— begin RECORDS FOR THE EXERCISE —
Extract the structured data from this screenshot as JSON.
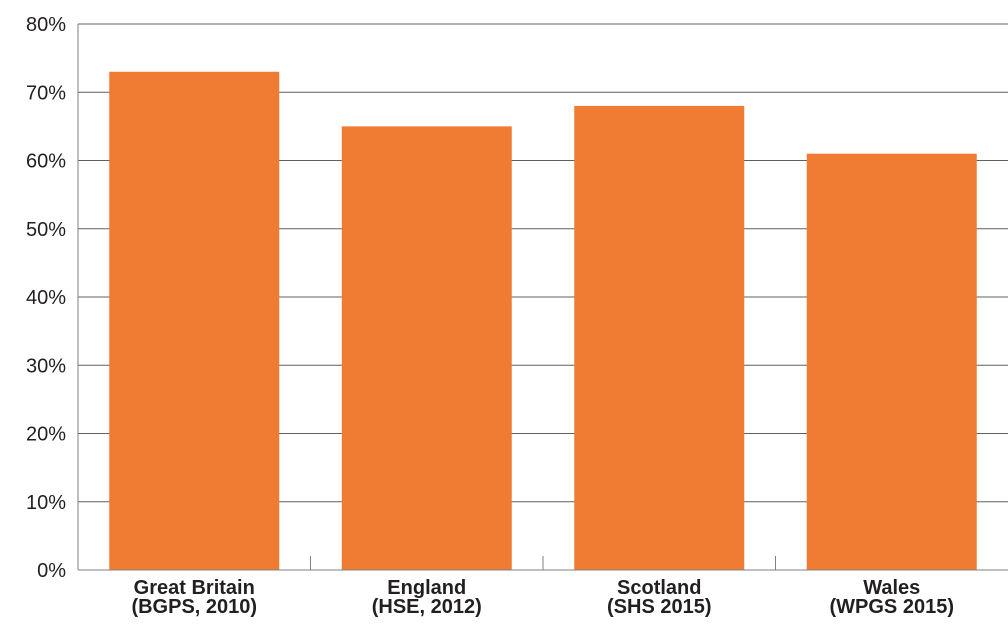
{
  "chart_data": {
    "type": "bar",
    "title": "",
    "xlabel": "",
    "ylabel": "",
    "categories": [
      [
        "Great Britain",
        "(BGPS, 2010)"
      ],
      [
        "England",
        "(HSE, 2012)"
      ],
      [
        "Scotland",
        "(SHS 2015)"
      ],
      [
        "Wales",
        "(WPGS 2015)"
      ]
    ],
    "values": [
      73,
      65,
      68,
      61
    ],
    "value_unit": "%",
    "ylim": [
      0,
      80
    ],
    "yticks": [
      0,
      10,
      20,
      30,
      40,
      50,
      60,
      70,
      80
    ],
    "ytick_labels": [
      "0%",
      "10%",
      "20%",
      "30%",
      "40%",
      "50%",
      "60%",
      "70%",
      "80%"
    ],
    "grid": true,
    "legend": "none",
    "colors": {
      "bar": "#f07b33",
      "grid": "#606060",
      "axis": "#808080",
      "text": "#231f20"
    }
  }
}
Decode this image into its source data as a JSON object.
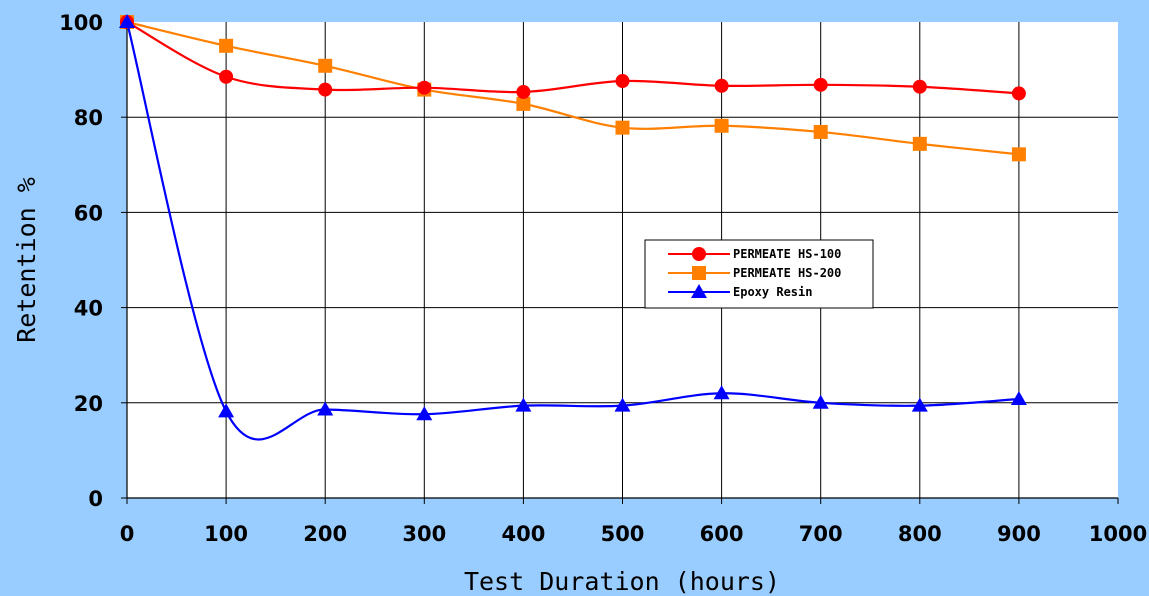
{
  "chart_data": {
    "type": "line",
    "x": [
      0,
      100,
      200,
      300,
      400,
      500,
      600,
      700,
      800,
      900
    ],
    "xlabel": "Test Duration (hours)",
    "ylabel": "Retention %",
    "xlim": [
      0,
      1000
    ],
    "ylim": [
      0,
      100
    ],
    "xticks": [
      "0",
      "100",
      "200",
      "300",
      "400",
      "500",
      "600",
      "700",
      "800",
      "900",
      "1000"
    ],
    "yticks": [
      "0",
      "20",
      "40",
      "60",
      "80",
      "100"
    ],
    "grid": true,
    "smooth": true,
    "legend_position": "center-right",
    "series": [
      {
        "name": "PERMEATE HS-100",
        "color": "#ff0000",
        "marker": "circle",
        "values": [
          100,
          88.5,
          85.8,
          86.2,
          85.3,
          87.6,
          86.6,
          86.8,
          86.4,
          85.0
        ]
      },
      {
        "name": "PERMEATE HS-200",
        "color": "#ff8000",
        "marker": "square",
        "values": [
          100,
          95.0,
          90.8,
          85.8,
          82.8,
          77.8,
          78.2,
          76.9,
          74.4,
          72.2
        ]
      },
      {
        "name": "Epoxy Resin",
        "color": "#0000ff",
        "marker": "triangle",
        "values": [
          100,
          18.2,
          18.6,
          17.6,
          19.4,
          19.4,
          22.0,
          20.0,
          19.4,
          20.8
        ]
      }
    ]
  }
}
— end RECORDS FOR THE EXERCISE —
▶ _OBJECTIVE_
Each entry must be retyped word for word, with every image omitted.

▶ _ANSWER IN FULL_
Extract the structured data from this screenshot as JSON.
{
  "chart_data": {
    "type": "bar",
    "title": "",
    "xlabel": "",
    "ylabel": "",
    "categories": [
      [
        "Great Britain",
        "(BGPS, 2010)"
      ],
      [
        "England",
        "(HSE, 2012)"
      ],
      [
        "Scotland",
        "(SHS 2015)"
      ],
      [
        "Wales",
        "(WPGS 2015)"
      ]
    ],
    "values": [
      73,
      65,
      68,
      61
    ],
    "value_unit": "%",
    "ylim": [
      0,
      80
    ],
    "yticks": [
      0,
      10,
      20,
      30,
      40,
      50,
      60,
      70,
      80
    ],
    "ytick_labels": [
      "0%",
      "10%",
      "20%",
      "30%",
      "40%",
      "50%",
      "60%",
      "70%",
      "80%"
    ],
    "grid": true,
    "legend": "none",
    "colors": {
      "bar": "#f07b33",
      "grid": "#606060",
      "axis": "#808080",
      "text": "#231f20"
    }
  }
}
Decode this image into its source data as a JSON object.
{
  "chart_data": {
    "type": "line",
    "x": [
      0,
      100,
      200,
      300,
      400,
      500,
      600,
      700,
      800,
      900
    ],
    "xlabel": "Test Duration (hours)",
    "ylabel": "Retention %",
    "xlim": [
      0,
      1000
    ],
    "ylim": [
      0,
      100
    ],
    "xticks": [
      "0",
      "100",
      "200",
      "300",
      "400",
      "500",
      "600",
      "700",
      "800",
      "900",
      "1000"
    ],
    "yticks": [
      "0",
      "20",
      "40",
      "60",
      "80",
      "100"
    ],
    "grid": true,
    "smooth": true,
    "legend_position": "center-right",
    "series": [
      {
        "name": "PERMEATE HS-100",
        "color": "#ff0000",
        "marker": "circle",
        "values": [
          100,
          88.5,
          85.8,
          86.2,
          85.3,
          87.6,
          86.6,
          86.8,
          86.4,
          85.0
        ]
      },
      {
        "name": "PERMEATE HS-200",
        "color": "#ff8000",
        "marker": "square",
        "values": [
          100,
          95.0,
          90.8,
          85.8,
          82.8,
          77.8,
          78.2,
          76.9,
          74.4,
          72.2
        ]
      },
      {
        "name": "Epoxy Resin",
        "color": "#0000ff",
        "marker": "triangle",
        "values": [
          100,
          18.2,
          18.6,
          17.6,
          19.4,
          19.4,
          22.0,
          20.0,
          19.4,
          20.8
        ]
      }
    ]
  }
}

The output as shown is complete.